# Records for the exercise

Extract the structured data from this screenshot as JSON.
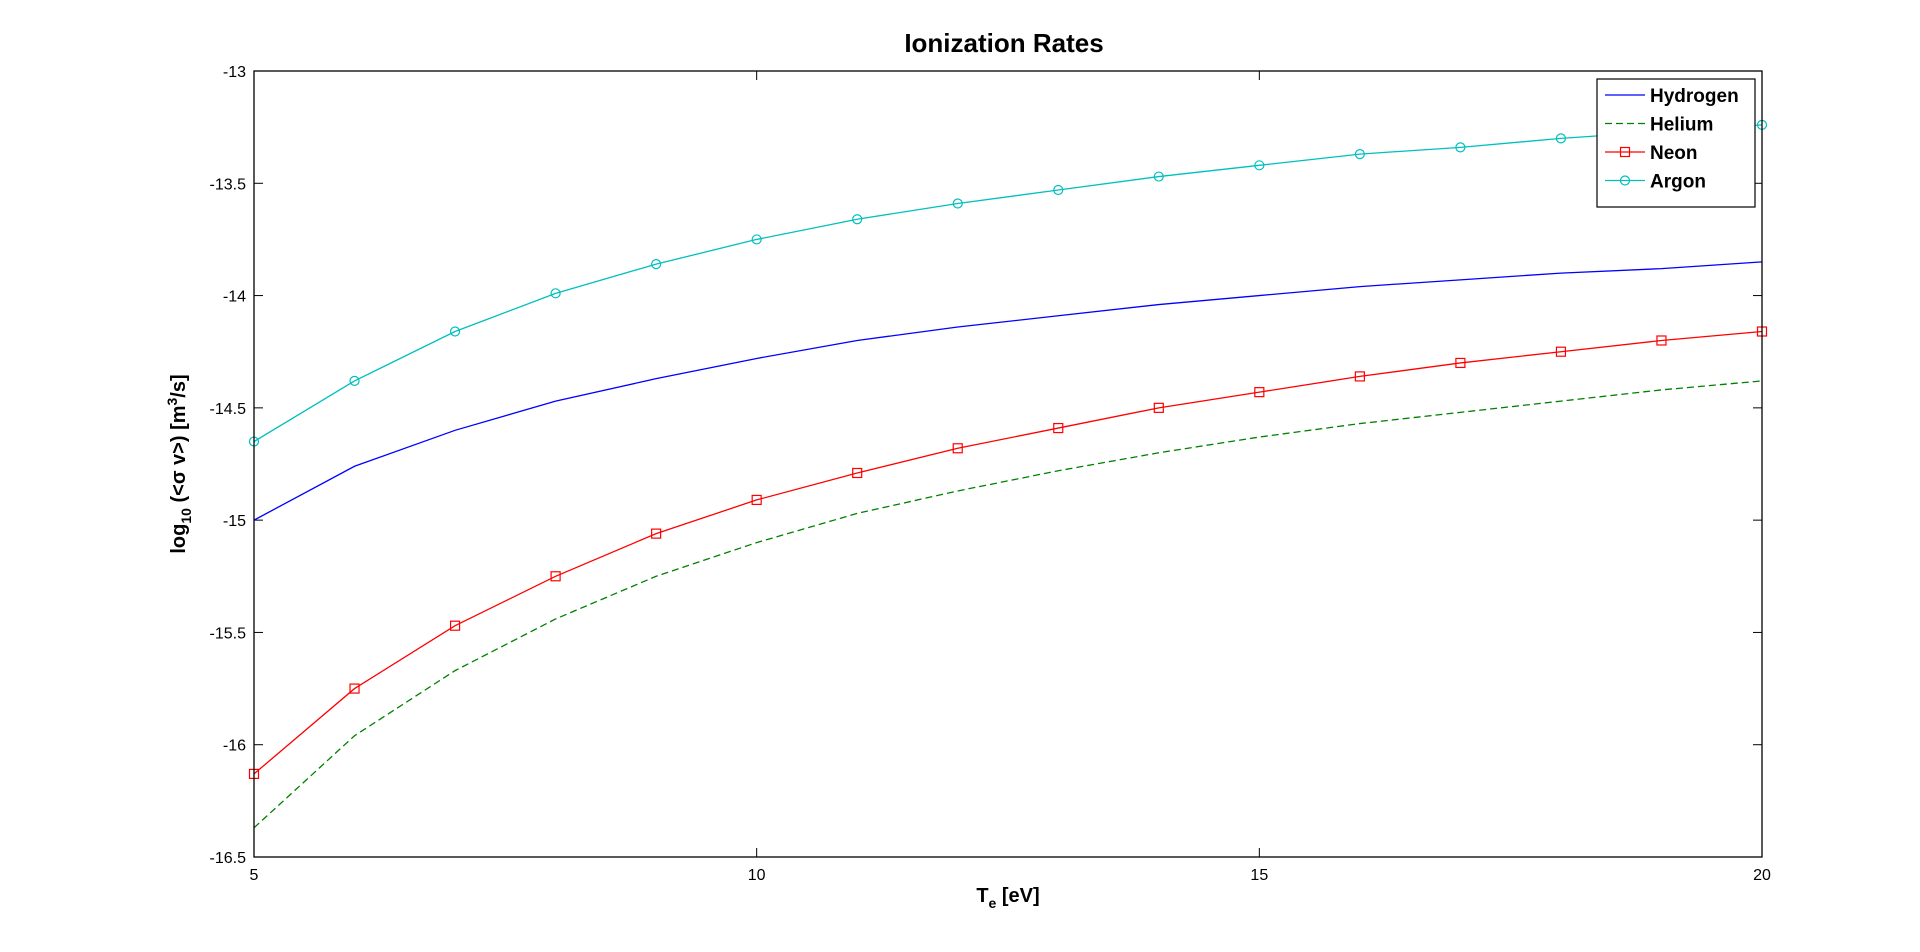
{
  "chart_data": {
    "type": "line",
    "title": "Ionization Rates",
    "xlabel": {
      "main": "T",
      "sub": "e",
      "rest": " [eV]"
    },
    "ylabel": {
      "pre": "log",
      "sub": "10",
      "mid": " (<σ v>) [m",
      "sup": "3",
      "post": "/s]"
    },
    "xlim": [
      5,
      20
    ],
    "ylim": [
      -16.5,
      -13
    ],
    "xticks": [
      5,
      10,
      15,
      20
    ],
    "yticks": [
      -16.5,
      -16,
      -15.5,
      -15,
      -14.5,
      -14,
      -13.5,
      -13
    ],
    "xtick_labels": [
      "5",
      "10",
      "15",
      "20"
    ],
    "ytick_labels": [
      "-16.5",
      "-16",
      "-15.5",
      "-15",
      "-14.5",
      "-14",
      "-13.5",
      "-13"
    ],
    "grid": false,
    "legend_position": "top-right",
    "x": [
      5,
      6,
      7,
      8,
      9,
      10,
      11,
      12,
      13,
      14,
      15,
      16,
      17,
      18,
      19,
      20
    ],
    "series": [
      {
        "name": "Hydrogen",
        "color": "#0000ff",
        "line": "solid",
        "marker": "none",
        "values": [
          -15.0,
          -14.76,
          -14.6,
          -14.47,
          -14.37,
          -14.28,
          -14.2,
          -14.14,
          -14.09,
          -14.04,
          -14.0,
          -13.96,
          -13.93,
          -13.9,
          -13.88,
          -13.85
        ]
      },
      {
        "name": "Helium",
        "color": "#008000",
        "line": "dashed",
        "marker": "none",
        "values": [
          -16.37,
          -15.96,
          -15.67,
          -15.44,
          -15.25,
          -15.1,
          -14.97,
          -14.87,
          -14.78,
          -14.7,
          -14.63,
          -14.57,
          -14.52,
          -14.47,
          -14.42,
          -14.38
        ]
      },
      {
        "name": "Neon",
        "color": "#ff0000",
        "line": "solid",
        "marker": "square",
        "values": [
          -16.13,
          -15.75,
          -15.47,
          -15.25,
          -15.06,
          -14.91,
          -14.79,
          -14.68,
          -14.59,
          -14.5,
          -14.43,
          -14.36,
          -14.3,
          -14.25,
          -14.2,
          -14.16
        ]
      },
      {
        "name": "Argon",
        "color": "#00bfbf",
        "line": "solid",
        "marker": "circle",
        "values": [
          -14.65,
          -14.38,
          -14.16,
          -13.99,
          -13.86,
          -13.75,
          -13.66,
          -13.59,
          -13.53,
          -13.47,
          -13.42,
          -13.37,
          -13.34,
          -13.3,
          -13.27,
          -13.24
        ]
      }
    ]
  }
}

# Required work
Reproduce the entries exactly. Do not carry over any picture.

# Written response
Extract the structured data from this screenshot as JSON.
{
  "chart_data": {
    "type": "line",
    "title": "Ionization Rates",
    "xlabel": {
      "main": "T",
      "sub": "e",
      "rest": " [eV]"
    },
    "ylabel": {
      "pre": "log",
      "sub": "10",
      "mid": " (<σ v>) [m",
      "sup": "3",
      "post": "/s]"
    },
    "xlim": [
      5,
      20
    ],
    "ylim": [
      -16.5,
      -13
    ],
    "xticks": [
      5,
      10,
      15,
      20
    ],
    "yticks": [
      -16.5,
      -16,
      -15.5,
      -15,
      -14.5,
      -14,
      -13.5,
      -13
    ],
    "xtick_labels": [
      "5",
      "10",
      "15",
      "20"
    ],
    "ytick_labels": [
      "-16.5",
      "-16",
      "-15.5",
      "-15",
      "-14.5",
      "-14",
      "-13.5",
      "-13"
    ],
    "grid": false,
    "legend_position": "top-right",
    "x": [
      5,
      6,
      7,
      8,
      9,
      10,
      11,
      12,
      13,
      14,
      15,
      16,
      17,
      18,
      19,
      20
    ],
    "series": [
      {
        "name": "Hydrogen",
        "color": "#0000ff",
        "line": "solid",
        "marker": "none",
        "values": [
          -15.0,
          -14.76,
          -14.6,
          -14.47,
          -14.37,
          -14.28,
          -14.2,
          -14.14,
          -14.09,
          -14.04,
          -14.0,
          -13.96,
          -13.93,
          -13.9,
          -13.88,
          -13.85
        ]
      },
      {
        "name": "Helium",
        "color": "#008000",
        "line": "dashed",
        "marker": "none",
        "values": [
          -16.37,
          -15.96,
          -15.67,
          -15.44,
          -15.25,
          -15.1,
          -14.97,
          -14.87,
          -14.78,
          -14.7,
          -14.63,
          -14.57,
          -14.52,
          -14.47,
          -14.42,
          -14.38
        ]
      },
      {
        "name": "Neon",
        "color": "#ff0000",
        "line": "solid",
        "marker": "square",
        "values": [
          -16.13,
          -15.75,
          -15.47,
          -15.25,
          -15.06,
          -14.91,
          -14.79,
          -14.68,
          -14.59,
          -14.5,
          -14.43,
          -14.36,
          -14.3,
          -14.25,
          -14.2,
          -14.16
        ]
      },
      {
        "name": "Argon",
        "color": "#00bfbf",
        "line": "solid",
        "marker": "circle",
        "values": [
          -14.65,
          -14.38,
          -14.16,
          -13.99,
          -13.86,
          -13.75,
          -13.66,
          -13.59,
          -13.53,
          -13.47,
          -13.42,
          -13.37,
          -13.34,
          -13.3,
          -13.27,
          -13.24
        ]
      }
    ]
  }
}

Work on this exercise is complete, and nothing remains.